━━ MATERIAL FOR THIS TASK

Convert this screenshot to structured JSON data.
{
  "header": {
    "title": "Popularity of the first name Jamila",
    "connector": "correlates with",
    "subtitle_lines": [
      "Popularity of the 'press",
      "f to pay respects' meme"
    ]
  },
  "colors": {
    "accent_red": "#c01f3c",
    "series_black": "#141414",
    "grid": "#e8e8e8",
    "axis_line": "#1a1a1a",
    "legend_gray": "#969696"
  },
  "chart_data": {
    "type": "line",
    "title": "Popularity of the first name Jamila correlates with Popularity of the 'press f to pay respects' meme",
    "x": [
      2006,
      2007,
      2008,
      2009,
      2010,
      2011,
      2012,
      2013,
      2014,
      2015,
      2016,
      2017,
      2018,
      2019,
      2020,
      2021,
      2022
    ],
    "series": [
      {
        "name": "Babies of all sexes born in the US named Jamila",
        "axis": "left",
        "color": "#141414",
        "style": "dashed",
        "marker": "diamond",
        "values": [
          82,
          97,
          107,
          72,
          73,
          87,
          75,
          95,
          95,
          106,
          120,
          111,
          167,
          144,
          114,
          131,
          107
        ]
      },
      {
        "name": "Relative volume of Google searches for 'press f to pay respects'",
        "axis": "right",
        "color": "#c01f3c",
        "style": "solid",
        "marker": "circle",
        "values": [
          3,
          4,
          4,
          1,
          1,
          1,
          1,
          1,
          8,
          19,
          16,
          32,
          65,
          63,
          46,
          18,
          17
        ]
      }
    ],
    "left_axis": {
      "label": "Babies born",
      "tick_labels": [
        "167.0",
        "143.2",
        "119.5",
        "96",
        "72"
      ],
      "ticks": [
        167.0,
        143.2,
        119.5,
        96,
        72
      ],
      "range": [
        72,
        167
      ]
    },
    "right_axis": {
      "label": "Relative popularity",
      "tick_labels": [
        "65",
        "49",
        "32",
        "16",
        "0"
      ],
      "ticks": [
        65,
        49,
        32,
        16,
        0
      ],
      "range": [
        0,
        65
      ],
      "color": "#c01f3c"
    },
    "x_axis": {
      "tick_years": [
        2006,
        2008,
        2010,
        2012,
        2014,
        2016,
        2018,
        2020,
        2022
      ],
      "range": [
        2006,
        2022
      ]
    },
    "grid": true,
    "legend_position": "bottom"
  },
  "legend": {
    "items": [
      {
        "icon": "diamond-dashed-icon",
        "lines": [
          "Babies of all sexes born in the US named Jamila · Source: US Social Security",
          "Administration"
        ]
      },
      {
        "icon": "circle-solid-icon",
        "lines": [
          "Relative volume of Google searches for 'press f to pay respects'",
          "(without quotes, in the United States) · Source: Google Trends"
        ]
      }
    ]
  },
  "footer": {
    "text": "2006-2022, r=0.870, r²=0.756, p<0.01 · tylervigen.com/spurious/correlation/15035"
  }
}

━━━━

* [SHORT TASK] Every record shown above must be echoed exactly.

* [EXERCISE OUTPUT]
Convert this screenshot to structured JSON data.
{
  "header": {
    "title": "Popularity of the first name Jamila",
    "connector": "correlates with",
    "subtitle_lines": [
      "Popularity of the 'press",
      "f to pay respects' meme"
    ]
  },
  "colors": {
    "accent_red": "#c01f3c",
    "series_black": "#141414",
    "grid": "#e8e8e8",
    "axis_line": "#1a1a1a",
    "legend_gray": "#969696"
  },
  "chart_data": {
    "type": "line",
    "title": "Popularity of the first name Jamila correlates with Popularity of the 'press f to pay respects' meme",
    "x": [
      2006,
      2007,
      2008,
      2009,
      2010,
      2011,
      2012,
      2013,
      2014,
      2015,
      2016,
      2017,
      2018,
      2019,
      2020,
      2021,
      2022
    ],
    "series": [
      {
        "name": "Babies of all sexes born in the US named Jamila",
        "axis": "left",
        "color": "#141414",
        "style": "dashed",
        "marker": "diamond",
        "values": [
          82,
          97,
          107,
          72,
          73,
          87,
          75,
          95,
          95,
          106,
          120,
          111,
          167,
          144,
          114,
          131,
          107
        ]
      },
      {
        "name": "Relative volume of Google searches for 'press f to pay respects'",
        "axis": "right",
        "color": "#c01f3c",
        "style": "solid",
        "marker": "circle",
        "values": [
          3,
          4,
          4,
          1,
          1,
          1,
          1,
          1,
          8,
          19,
          16,
          32,
          65,
          63,
          46,
          18,
          17
        ]
      }
    ],
    "left_axis": {
      "label": "Babies born",
      "tick_labels": [
        "167.0",
        "143.2",
        "119.5",
        "96",
        "72"
      ],
      "ticks": [
        167.0,
        143.2,
        119.5,
        96,
        72
      ],
      "range": [
        72,
        167
      ]
    },
    "right_axis": {
      "label": "Relative popularity",
      "tick_labels": [
        "65",
        "49",
        "32",
        "16",
        "0"
      ],
      "ticks": [
        65,
        49,
        32,
        16,
        0
      ],
      "range": [
        0,
        65
      ],
      "color": "#c01f3c"
    },
    "x_axis": {
      "tick_years": [
        2006,
        2008,
        2010,
        2012,
        2014,
        2016,
        2018,
        2020,
        2022
      ],
      "range": [
        2006,
        2022
      ]
    },
    "grid": true,
    "legend_position": "bottom"
  },
  "legend": {
    "items": [
      {
        "icon": "diamond-dashed-icon",
        "lines": [
          "Babies of all sexes born in the US named Jamila · Source: US Social Security",
          "Administration"
        ]
      },
      {
        "icon": "circle-solid-icon",
        "lines": [
          "Relative volume of Google searches for 'press f to pay respects'",
          "(without quotes, in the United States) · Source: Google Trends"
        ]
      }
    ]
  },
  "footer": {
    "text": "2006-2022, r=0.870, r²=0.756, p<0.01 · tylervigen.com/spurious/correlation/15035"
  }
}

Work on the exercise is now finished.